Data for processing —
################

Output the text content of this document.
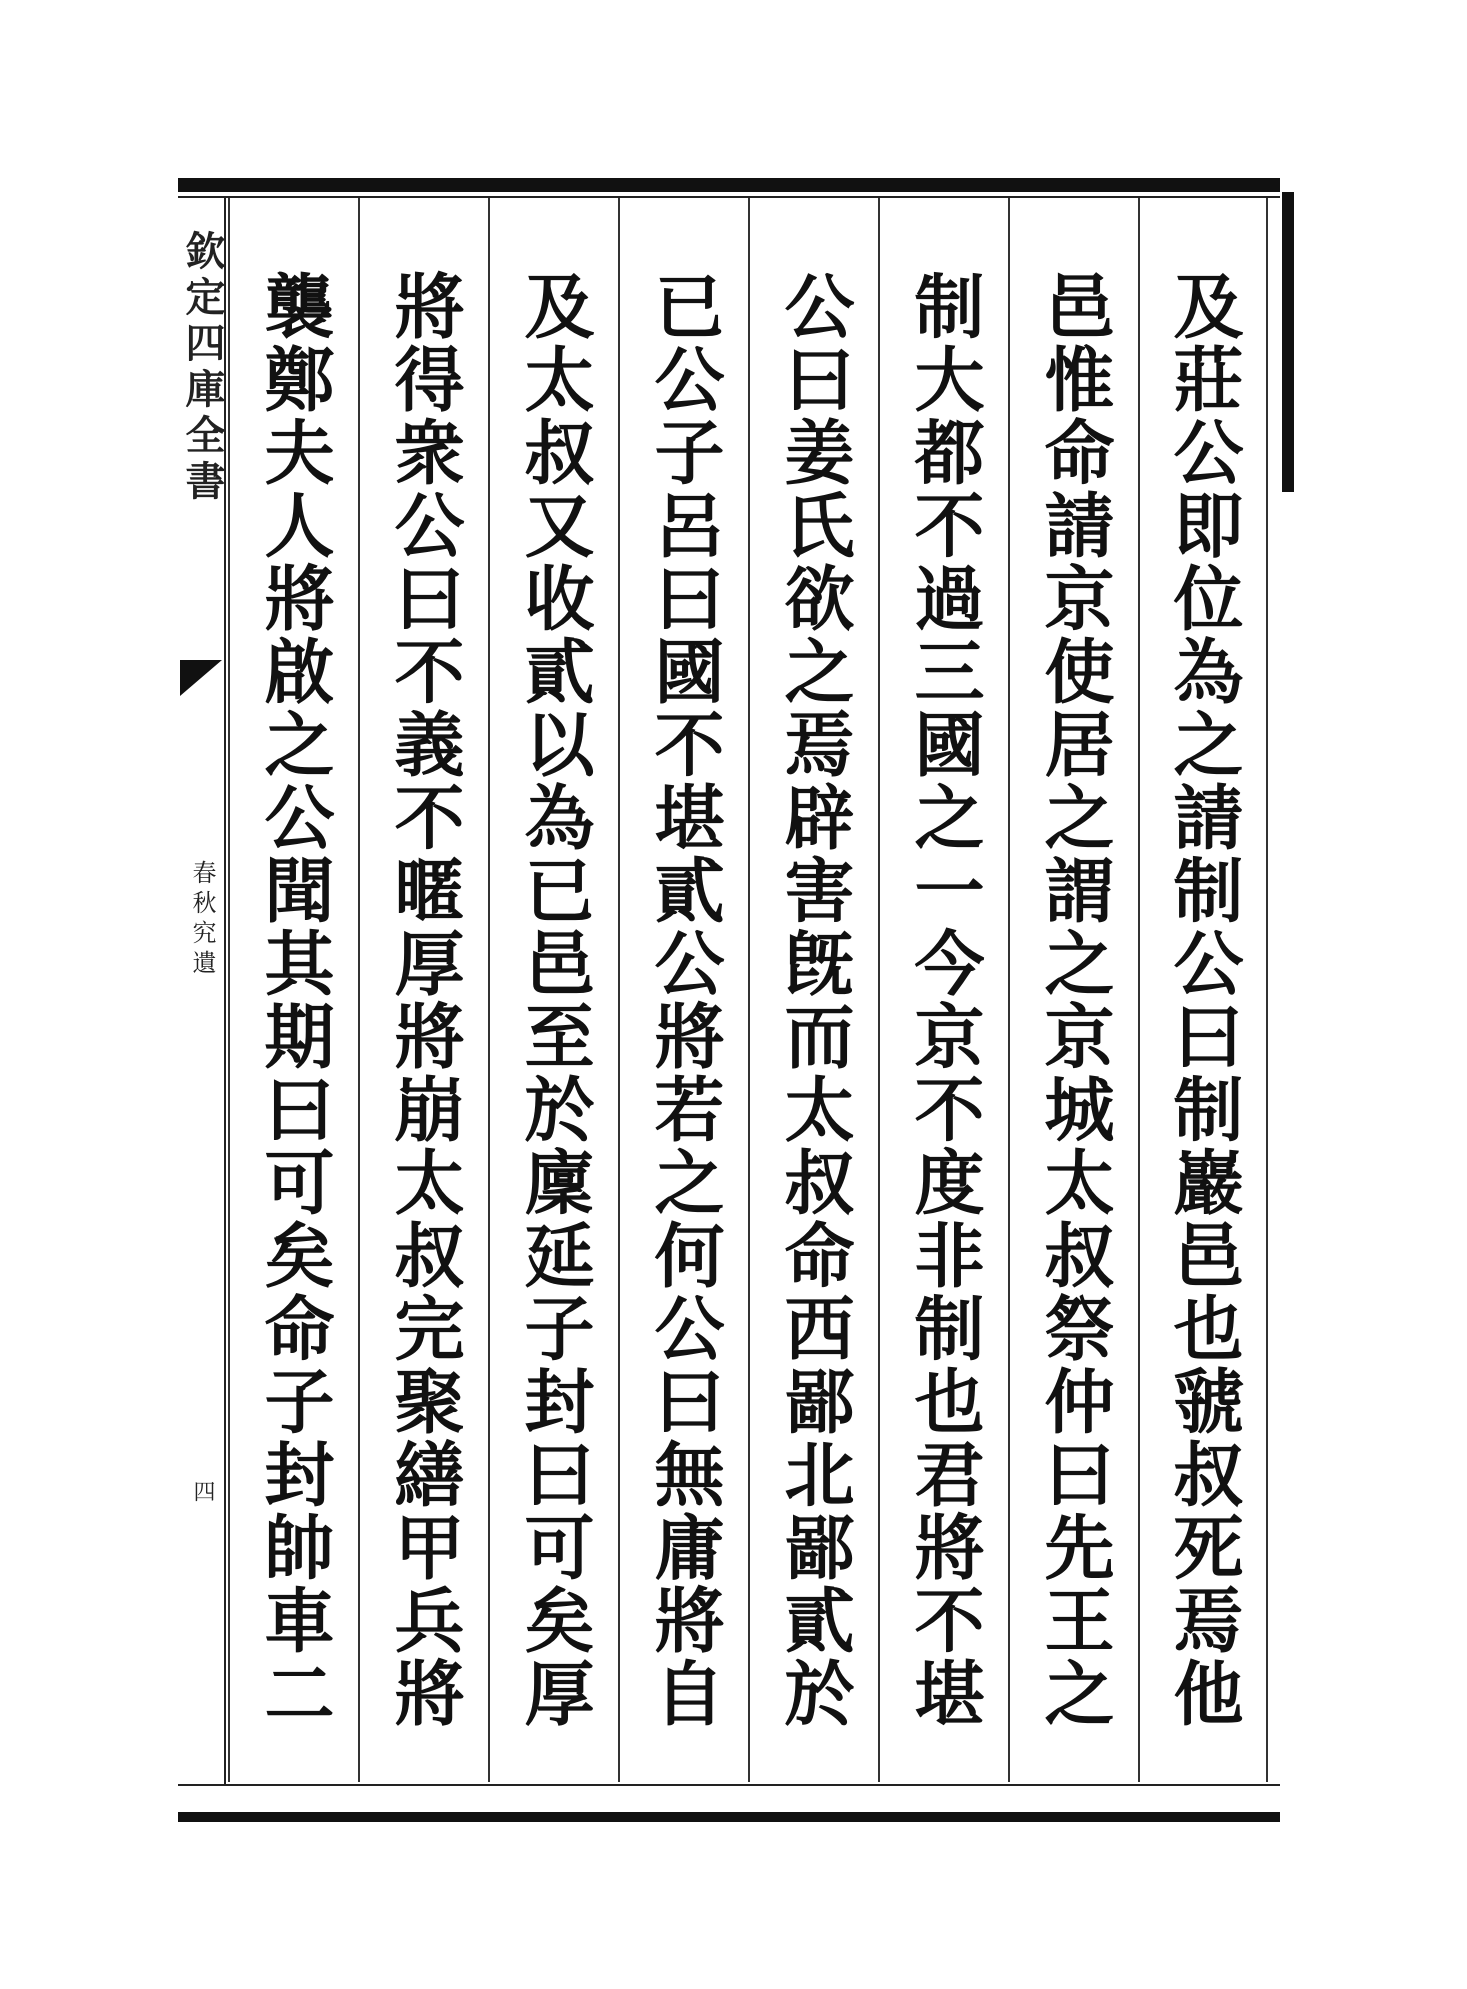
欽定四庫全書
春秋究遺
四	及莊公即位為之請制公曰制巖邑也虢叔死焉他
邑惟命請京使居之謂之京城太叔祭仲曰先王之
制大都不過三國之一今京不度非制也君將不堪
公曰姜氏欲之焉辟害旣而太叔命西鄙北鄙貳於
已公子呂曰國不堪貳公將若之何公曰無庸將自
及太叔又收貳以為已邑至於廩延子封曰可矣厚
將得衆公曰不義不暱厚將崩太叔完聚繕甲兵將
襲鄭夫人將啟之公聞其期曰可矣命子封帥車二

################

Written exercise —
Copy each line of the records precisely and drop any images they hold.

Final result —
Output the text content of this document.
欽定四庫全書
春秋究遺
四	及莊公即位為之請制公曰制巖邑也虢叔死焉他
邑惟命請京使居之謂之京城太叔祭仲曰先王之
制大都不過三國之一今京不度非制也君將不堪
公曰姜氏欲之焉辟害旣而太叔命西鄙北鄙貳於
已公子呂曰國不堪貳公將若之何公曰無庸將自
及太叔又收貳以為已邑至於廩延子封曰可矣厚
將得衆公曰不義不暱厚將崩太叔完聚繕甲兵將
襲鄭夫人將啟之公聞其期曰可矣命子封帥車二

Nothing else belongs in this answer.